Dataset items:
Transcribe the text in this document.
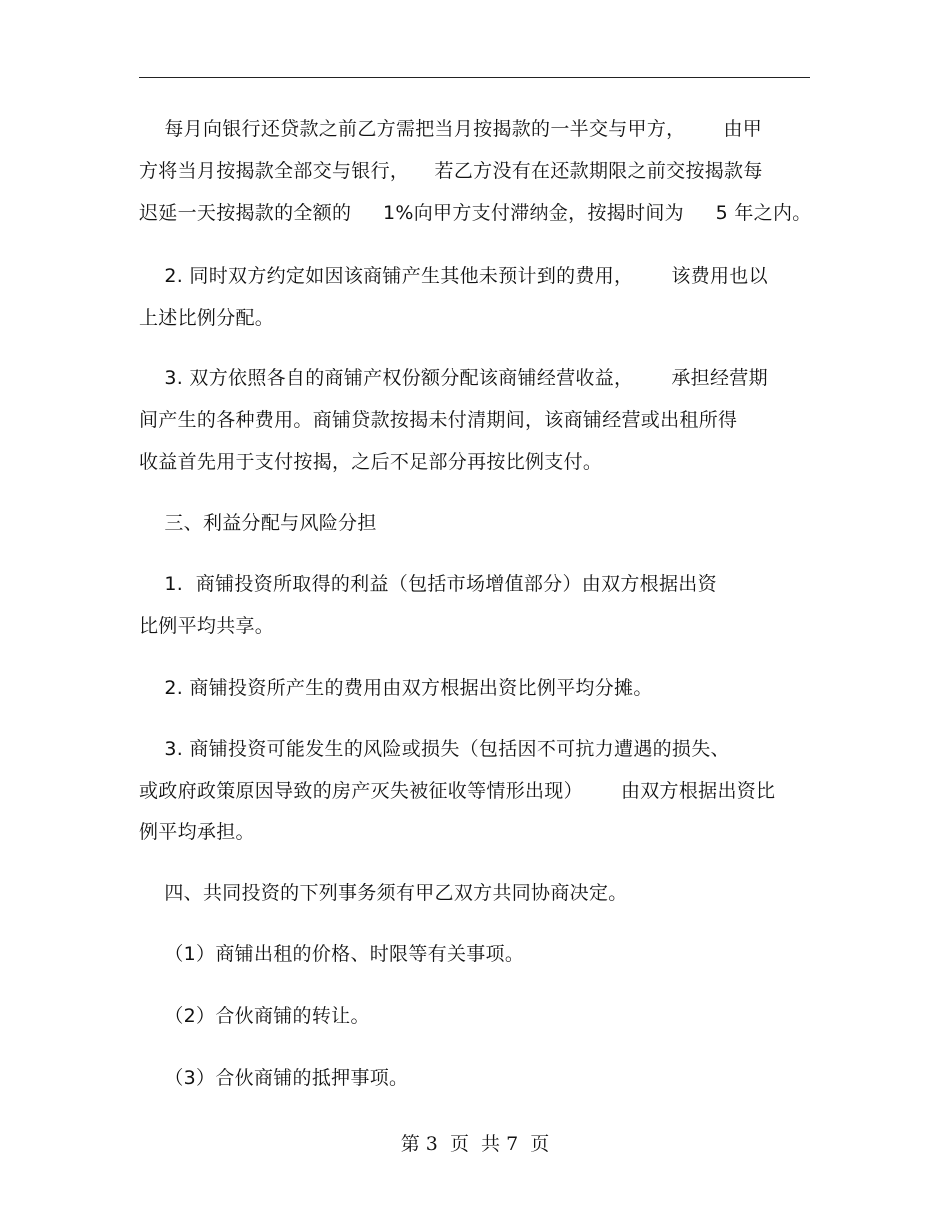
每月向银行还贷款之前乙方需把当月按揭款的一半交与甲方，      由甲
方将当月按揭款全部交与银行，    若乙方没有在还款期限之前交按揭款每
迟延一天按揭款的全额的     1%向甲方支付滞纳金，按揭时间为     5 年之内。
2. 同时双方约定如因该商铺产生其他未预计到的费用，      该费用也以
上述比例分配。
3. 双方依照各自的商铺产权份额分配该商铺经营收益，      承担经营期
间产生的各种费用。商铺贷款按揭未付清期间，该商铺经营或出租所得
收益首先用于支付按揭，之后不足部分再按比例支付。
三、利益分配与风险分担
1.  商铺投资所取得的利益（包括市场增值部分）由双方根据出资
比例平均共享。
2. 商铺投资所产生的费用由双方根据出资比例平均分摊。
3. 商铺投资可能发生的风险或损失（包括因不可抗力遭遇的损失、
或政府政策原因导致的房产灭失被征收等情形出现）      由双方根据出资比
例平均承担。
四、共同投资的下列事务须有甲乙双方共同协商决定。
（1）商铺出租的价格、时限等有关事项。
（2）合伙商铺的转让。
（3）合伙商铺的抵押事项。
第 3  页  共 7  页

--

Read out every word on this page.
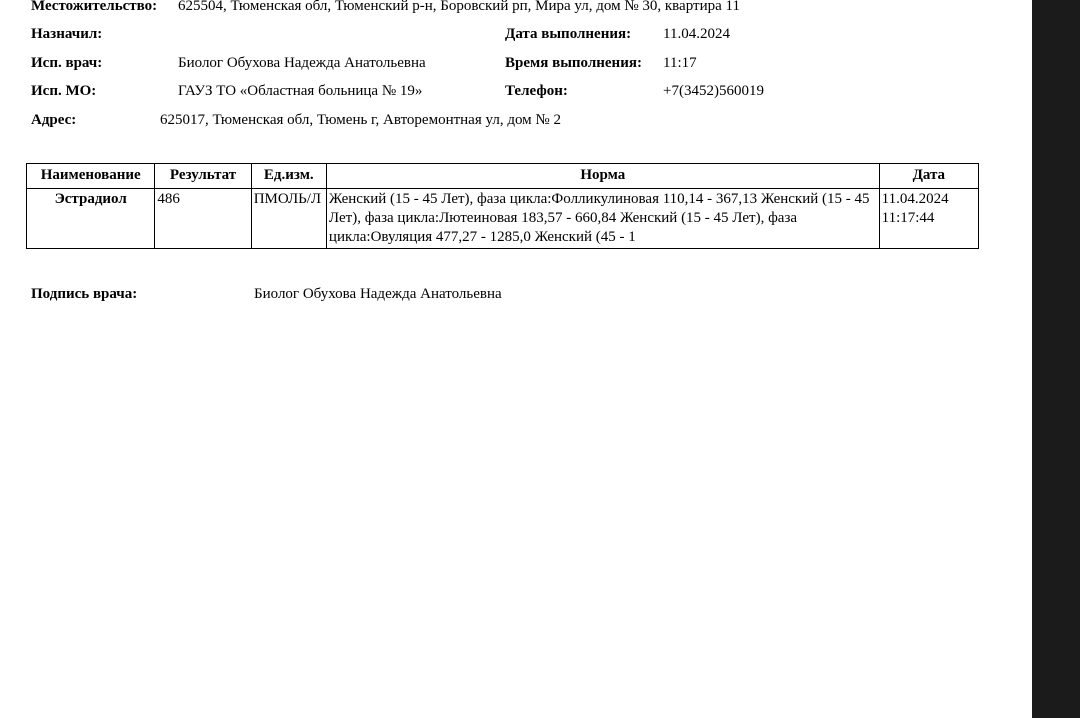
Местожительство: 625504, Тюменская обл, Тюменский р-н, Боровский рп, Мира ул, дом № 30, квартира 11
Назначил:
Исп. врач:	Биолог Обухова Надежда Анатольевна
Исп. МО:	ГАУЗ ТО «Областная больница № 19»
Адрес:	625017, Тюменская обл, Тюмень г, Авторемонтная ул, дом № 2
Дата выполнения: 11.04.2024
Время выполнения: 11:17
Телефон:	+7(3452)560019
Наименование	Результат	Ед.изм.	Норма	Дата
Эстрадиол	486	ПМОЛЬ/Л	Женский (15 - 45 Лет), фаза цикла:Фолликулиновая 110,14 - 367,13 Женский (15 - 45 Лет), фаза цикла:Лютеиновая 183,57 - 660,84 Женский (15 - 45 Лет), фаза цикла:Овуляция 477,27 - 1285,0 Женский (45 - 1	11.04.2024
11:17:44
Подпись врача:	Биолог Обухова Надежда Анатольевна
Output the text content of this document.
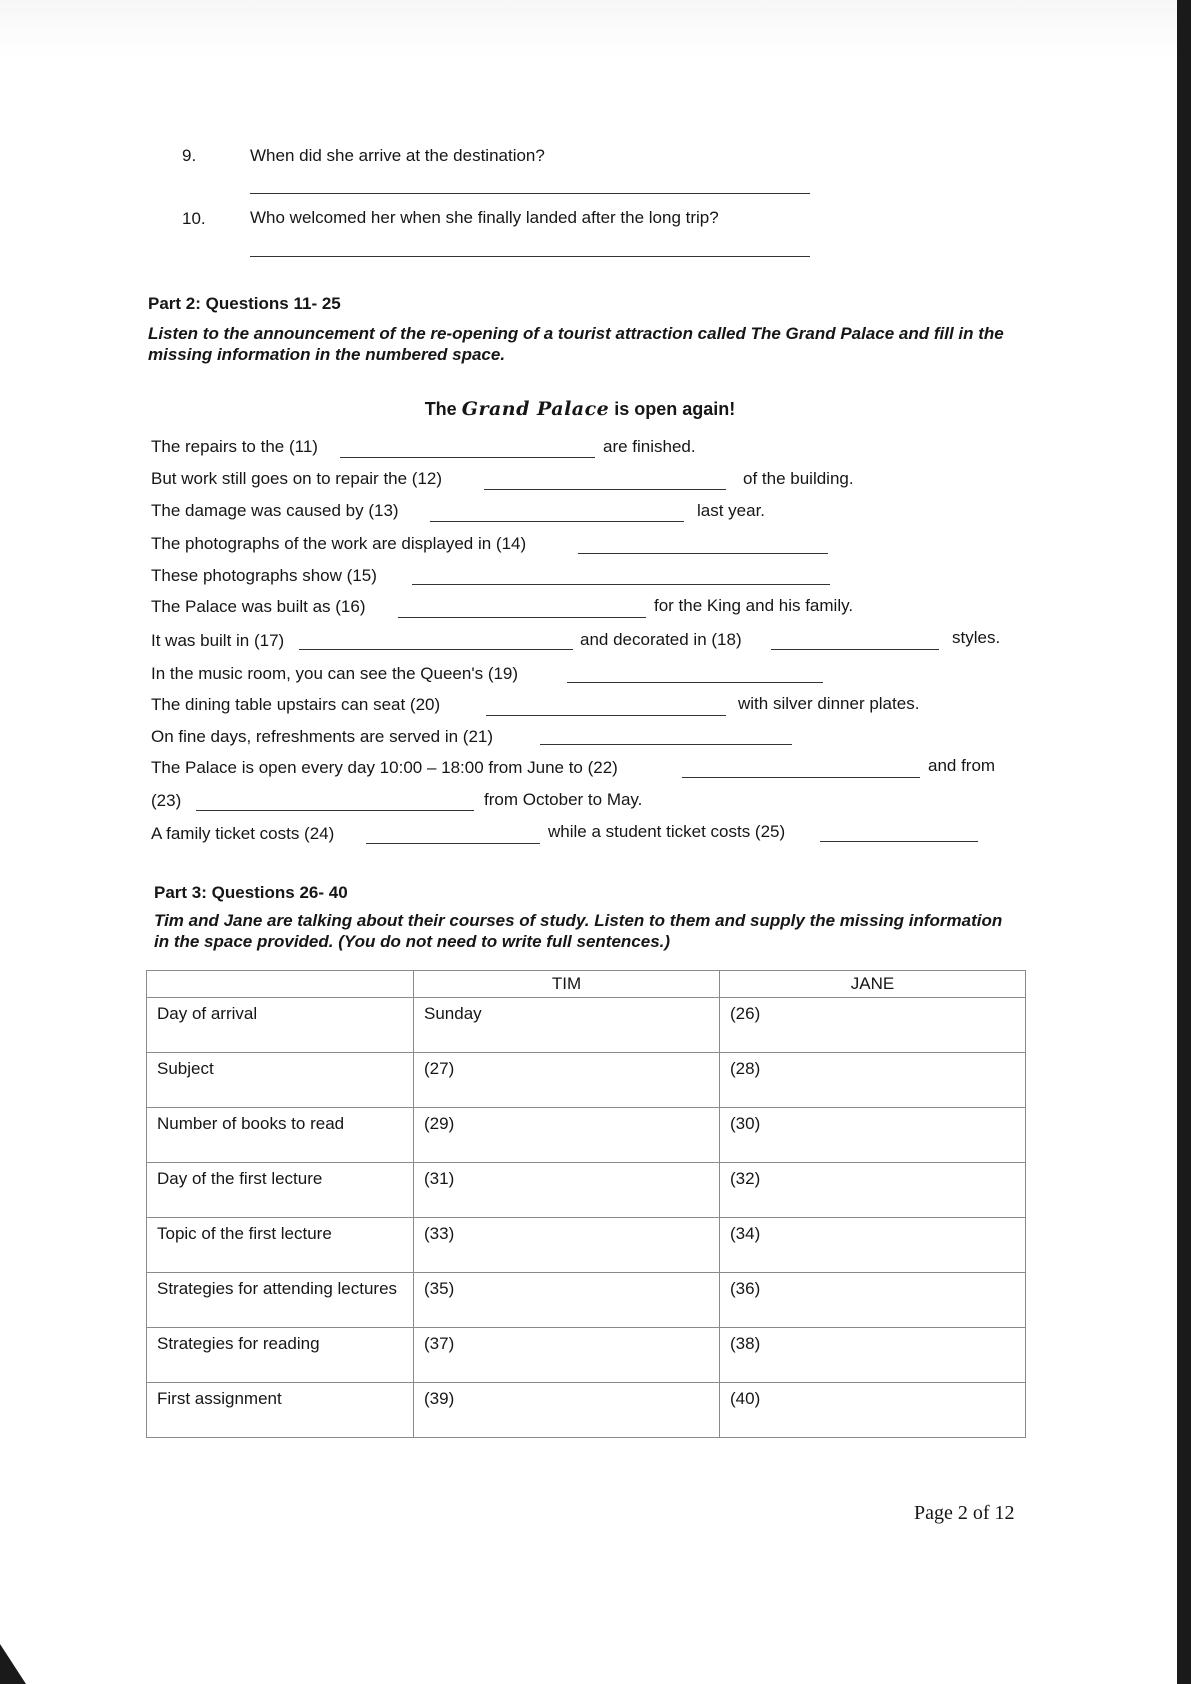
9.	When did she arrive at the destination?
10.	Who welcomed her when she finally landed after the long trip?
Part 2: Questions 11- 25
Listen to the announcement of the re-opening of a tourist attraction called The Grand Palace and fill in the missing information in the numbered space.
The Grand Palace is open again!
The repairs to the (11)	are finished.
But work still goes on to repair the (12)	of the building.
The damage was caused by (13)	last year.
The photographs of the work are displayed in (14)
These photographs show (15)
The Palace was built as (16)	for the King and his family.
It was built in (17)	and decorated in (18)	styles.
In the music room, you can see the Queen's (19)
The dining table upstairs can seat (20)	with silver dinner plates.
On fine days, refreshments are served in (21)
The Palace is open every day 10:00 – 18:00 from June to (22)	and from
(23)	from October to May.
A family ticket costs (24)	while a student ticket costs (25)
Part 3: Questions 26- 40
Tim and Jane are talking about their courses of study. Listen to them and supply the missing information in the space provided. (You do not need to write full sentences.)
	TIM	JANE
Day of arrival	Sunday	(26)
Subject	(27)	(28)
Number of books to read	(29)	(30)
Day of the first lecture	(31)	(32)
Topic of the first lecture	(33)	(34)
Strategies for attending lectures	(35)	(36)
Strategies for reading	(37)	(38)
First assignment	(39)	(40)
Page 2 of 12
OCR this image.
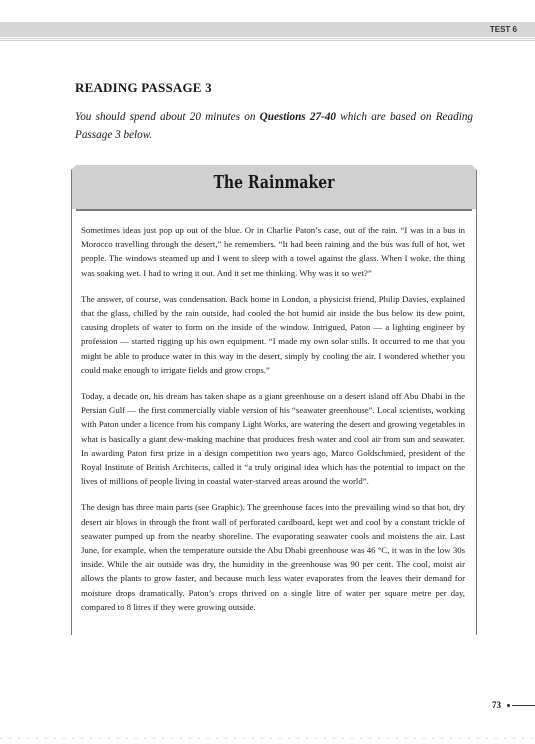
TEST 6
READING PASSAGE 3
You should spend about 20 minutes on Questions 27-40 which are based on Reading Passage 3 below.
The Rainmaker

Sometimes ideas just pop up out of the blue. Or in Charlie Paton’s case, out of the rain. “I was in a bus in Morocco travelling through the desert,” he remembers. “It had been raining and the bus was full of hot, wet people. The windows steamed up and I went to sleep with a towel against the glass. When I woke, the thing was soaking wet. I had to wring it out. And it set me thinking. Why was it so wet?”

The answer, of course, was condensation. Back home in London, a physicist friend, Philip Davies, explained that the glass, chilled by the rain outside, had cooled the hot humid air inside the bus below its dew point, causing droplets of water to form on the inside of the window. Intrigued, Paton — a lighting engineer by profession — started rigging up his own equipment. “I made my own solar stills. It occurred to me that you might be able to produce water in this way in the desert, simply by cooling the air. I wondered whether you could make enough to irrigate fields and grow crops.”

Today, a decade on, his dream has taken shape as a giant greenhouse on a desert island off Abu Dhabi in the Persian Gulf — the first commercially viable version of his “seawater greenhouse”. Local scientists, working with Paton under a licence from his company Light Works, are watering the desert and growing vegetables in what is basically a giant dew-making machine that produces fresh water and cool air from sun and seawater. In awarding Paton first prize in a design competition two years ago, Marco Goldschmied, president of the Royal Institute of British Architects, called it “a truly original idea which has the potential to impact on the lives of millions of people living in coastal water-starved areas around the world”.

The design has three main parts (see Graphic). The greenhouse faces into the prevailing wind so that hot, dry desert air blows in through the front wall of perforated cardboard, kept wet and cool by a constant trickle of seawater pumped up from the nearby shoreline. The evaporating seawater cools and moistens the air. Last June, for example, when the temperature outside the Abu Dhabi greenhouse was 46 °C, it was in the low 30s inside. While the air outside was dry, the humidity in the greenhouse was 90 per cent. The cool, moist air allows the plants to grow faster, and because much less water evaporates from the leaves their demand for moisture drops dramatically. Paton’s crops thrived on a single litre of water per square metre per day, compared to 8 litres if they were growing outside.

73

> REQUIREMENTS
Identify each line holding the string "Надежда", and copy it out.

> ANSWER TO THIS TASK
Исп. врач:	Биолог Обухова Надежда Анатольевна
Подпись врача:	Биолог Обухова Надежда Анатольевна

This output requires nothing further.